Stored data
————————

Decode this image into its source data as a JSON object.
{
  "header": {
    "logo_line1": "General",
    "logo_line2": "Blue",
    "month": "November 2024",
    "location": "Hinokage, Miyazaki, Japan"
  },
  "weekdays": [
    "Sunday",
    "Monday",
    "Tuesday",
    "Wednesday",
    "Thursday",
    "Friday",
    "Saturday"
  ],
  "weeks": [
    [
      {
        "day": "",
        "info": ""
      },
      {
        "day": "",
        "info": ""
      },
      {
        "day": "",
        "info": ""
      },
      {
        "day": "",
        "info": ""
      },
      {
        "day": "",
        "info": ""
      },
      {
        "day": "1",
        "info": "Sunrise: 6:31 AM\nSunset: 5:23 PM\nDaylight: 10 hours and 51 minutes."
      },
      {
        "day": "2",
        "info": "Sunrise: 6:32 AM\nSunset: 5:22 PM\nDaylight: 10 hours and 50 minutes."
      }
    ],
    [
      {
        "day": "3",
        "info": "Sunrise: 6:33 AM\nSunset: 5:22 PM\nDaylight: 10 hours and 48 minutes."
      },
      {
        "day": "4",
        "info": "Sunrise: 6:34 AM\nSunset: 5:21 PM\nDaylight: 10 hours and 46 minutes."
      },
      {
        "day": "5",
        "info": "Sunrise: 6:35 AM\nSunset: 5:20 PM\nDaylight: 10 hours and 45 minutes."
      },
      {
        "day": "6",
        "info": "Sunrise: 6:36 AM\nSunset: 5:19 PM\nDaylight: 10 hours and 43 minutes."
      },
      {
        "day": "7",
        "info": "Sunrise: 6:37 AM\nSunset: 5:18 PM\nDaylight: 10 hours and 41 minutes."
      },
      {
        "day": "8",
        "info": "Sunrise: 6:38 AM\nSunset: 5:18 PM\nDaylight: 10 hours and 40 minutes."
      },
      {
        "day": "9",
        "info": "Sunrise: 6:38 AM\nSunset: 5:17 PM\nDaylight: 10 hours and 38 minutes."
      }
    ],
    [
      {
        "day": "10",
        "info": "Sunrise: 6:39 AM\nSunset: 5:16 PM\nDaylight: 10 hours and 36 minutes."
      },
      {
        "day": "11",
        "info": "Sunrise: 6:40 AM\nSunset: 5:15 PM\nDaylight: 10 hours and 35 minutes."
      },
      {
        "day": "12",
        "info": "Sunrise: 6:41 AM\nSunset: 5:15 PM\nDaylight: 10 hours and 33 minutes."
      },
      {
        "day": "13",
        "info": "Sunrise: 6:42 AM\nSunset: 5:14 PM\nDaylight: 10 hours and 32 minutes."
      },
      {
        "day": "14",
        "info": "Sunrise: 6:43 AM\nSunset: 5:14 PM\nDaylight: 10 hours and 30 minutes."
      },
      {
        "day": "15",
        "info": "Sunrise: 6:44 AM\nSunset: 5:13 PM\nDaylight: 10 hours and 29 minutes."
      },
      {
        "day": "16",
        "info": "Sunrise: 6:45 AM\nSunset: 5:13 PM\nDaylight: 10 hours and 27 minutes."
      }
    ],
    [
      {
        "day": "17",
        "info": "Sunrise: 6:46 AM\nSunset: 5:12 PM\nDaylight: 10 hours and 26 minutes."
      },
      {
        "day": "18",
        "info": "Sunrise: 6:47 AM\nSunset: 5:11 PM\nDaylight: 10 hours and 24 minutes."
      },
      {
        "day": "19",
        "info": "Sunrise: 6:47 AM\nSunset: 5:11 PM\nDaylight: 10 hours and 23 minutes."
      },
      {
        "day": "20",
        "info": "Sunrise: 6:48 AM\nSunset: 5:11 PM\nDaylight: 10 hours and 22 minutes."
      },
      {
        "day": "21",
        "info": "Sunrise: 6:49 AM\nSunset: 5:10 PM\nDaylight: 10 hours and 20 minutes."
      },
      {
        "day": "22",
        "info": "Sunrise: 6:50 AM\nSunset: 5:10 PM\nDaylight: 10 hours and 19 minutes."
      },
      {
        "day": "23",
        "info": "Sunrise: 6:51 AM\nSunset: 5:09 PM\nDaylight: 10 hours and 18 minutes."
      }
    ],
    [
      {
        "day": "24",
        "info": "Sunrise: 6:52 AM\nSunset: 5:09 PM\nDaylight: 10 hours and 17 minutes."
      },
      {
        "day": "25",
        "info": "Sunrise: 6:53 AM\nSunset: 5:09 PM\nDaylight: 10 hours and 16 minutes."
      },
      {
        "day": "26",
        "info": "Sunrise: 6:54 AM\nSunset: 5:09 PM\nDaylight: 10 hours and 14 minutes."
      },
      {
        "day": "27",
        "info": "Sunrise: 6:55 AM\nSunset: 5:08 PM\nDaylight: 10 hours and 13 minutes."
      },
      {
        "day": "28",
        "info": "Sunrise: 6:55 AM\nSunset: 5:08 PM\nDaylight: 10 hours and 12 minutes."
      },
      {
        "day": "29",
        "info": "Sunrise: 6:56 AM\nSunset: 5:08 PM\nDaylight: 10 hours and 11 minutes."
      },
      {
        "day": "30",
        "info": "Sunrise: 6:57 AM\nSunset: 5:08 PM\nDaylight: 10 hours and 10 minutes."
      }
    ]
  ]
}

————————

Task instructions
Retype every record above exactly as written.

Task output
Decode this image into its source data as a JSON object.
{
  "header": {
    "logo_line1": "General",
    "logo_line2": "Blue",
    "month": "November 2024",
    "location": "Hinokage, Miyazaki, Japan"
  },
  "weekdays": [
    "Sunday",
    "Monday",
    "Tuesday",
    "Wednesday",
    "Thursday",
    "Friday",
    "Saturday"
  ],
  "weeks": [
    [
      {
        "day": "",
        "info": ""
      },
      {
        "day": "",
        "info": ""
      },
      {
        "day": "",
        "info": ""
      },
      {
        "day": "",
        "info": ""
      },
      {
        "day": "",
        "info": ""
      },
      {
        "day": "1",
        "info": "Sunrise: 6:31 AM\nSunset: 5:23 PM\nDaylight: 10 hours and 51 minutes."
      },
      {
        "day": "2",
        "info": "Sunrise: 6:32 AM\nSunset: 5:22 PM\nDaylight: 10 hours and 50 minutes."
      }
    ],
    [
      {
        "day": "3",
        "info": "Sunrise: 6:33 AM\nSunset: 5:22 PM\nDaylight: 10 hours and 48 minutes."
      },
      {
        "day": "4",
        "info": "Sunrise: 6:34 AM\nSunset: 5:21 PM\nDaylight: 10 hours and 46 minutes."
      },
      {
        "day": "5",
        "info": "Sunrise: 6:35 AM\nSunset: 5:20 PM\nDaylight: 10 hours and 45 minutes."
      },
      {
        "day": "6",
        "info": "Sunrise: 6:36 AM\nSunset: 5:19 PM\nDaylight: 10 hours and 43 minutes."
      },
      {
        "day": "7",
        "info": "Sunrise: 6:37 AM\nSunset: 5:18 PM\nDaylight: 10 hours and 41 minutes."
      },
      {
        "day": "8",
        "info": "Sunrise: 6:38 AM\nSunset: 5:18 PM\nDaylight: 10 hours and 40 minutes."
      },
      {
        "day": "9",
        "info": "Sunrise: 6:38 AM\nSunset: 5:17 PM\nDaylight: 10 hours and 38 minutes."
      }
    ],
    [
      {
        "day": "10",
        "info": "Sunrise: 6:39 AM\nSunset: 5:16 PM\nDaylight: 10 hours and 36 minutes."
      },
      {
        "day": "11",
        "info": "Sunrise: 6:40 AM\nSunset: 5:15 PM\nDaylight: 10 hours and 35 minutes."
      },
      {
        "day": "12",
        "info": "Sunrise: 6:41 AM\nSunset: 5:15 PM\nDaylight: 10 hours and 33 minutes."
      },
      {
        "day": "13",
        "info": "Sunrise: 6:42 AM\nSunset: 5:14 PM\nDaylight: 10 hours and 32 minutes."
      },
      {
        "day": "14",
        "info": "Sunrise: 6:43 AM\nSunset: 5:14 PM\nDaylight: 10 hours and 30 minutes."
      },
      {
        "day": "15",
        "info": "Sunrise: 6:44 AM\nSunset: 5:13 PM\nDaylight: 10 hours and 29 minutes."
      },
      {
        "day": "16",
        "info": "Sunrise: 6:45 AM\nSunset: 5:13 PM\nDaylight: 10 hours and 27 minutes."
      }
    ],
    [
      {
        "day": "17",
        "info": "Sunrise: 6:46 AM\nSunset: 5:12 PM\nDaylight: 10 hours and 26 minutes."
      },
      {
        "day": "18",
        "info": "Sunrise: 6:47 AM\nSunset: 5:11 PM\nDaylight: 10 hours and 24 minutes."
      },
      {
        "day": "19",
        "info": "Sunrise: 6:47 AM\nSunset: 5:11 PM\nDaylight: 10 hours and 23 minutes."
      },
      {
        "day": "20",
        "info": "Sunrise: 6:48 AM\nSunset: 5:11 PM\nDaylight: 10 hours and 22 minutes."
      },
      {
        "day": "21",
        "info": "Sunrise: 6:49 AM\nSunset: 5:10 PM\nDaylight: 10 hours and 20 minutes."
      },
      {
        "day": "22",
        "info": "Sunrise: 6:50 AM\nSunset: 5:10 PM\nDaylight: 10 hours and 19 minutes."
      },
      {
        "day": "23",
        "info": "Sunrise: 6:51 AM\nSunset: 5:09 PM\nDaylight: 10 hours and 18 minutes."
      }
    ],
    [
      {
        "day": "24",
        "info": "Sunrise: 6:52 AM\nSunset: 5:09 PM\nDaylight: 10 hours and 17 minutes."
      },
      {
        "day": "25",
        "info": "Sunrise: 6:53 AM\nSunset: 5:09 PM\nDaylight: 10 hours and 16 minutes."
      },
      {
        "day": "26",
        "info": "Sunrise: 6:54 AM\nSunset: 5:09 PM\nDaylight: 10 hours and 14 minutes."
      },
      {
        "day": "27",
        "info": "Sunrise: 6:55 AM\nSunset: 5:08 PM\nDaylight: 10 hours and 13 minutes."
      },
      {
        "day": "28",
        "info": "Sunrise: 6:55 AM\nSunset: 5:08 PM\nDaylight: 10 hours and 12 minutes."
      },
      {
        "day": "29",
        "info": "Sunrise: 6:56 AM\nSunset: 5:08 PM\nDaylight: 10 hours and 11 minutes."
      },
      {
        "day": "30",
        "info": "Sunrise: 6:57 AM\nSunset: 5:08 PM\nDaylight: 10 hours and 10 minutes."
      }
    ]
  ]
}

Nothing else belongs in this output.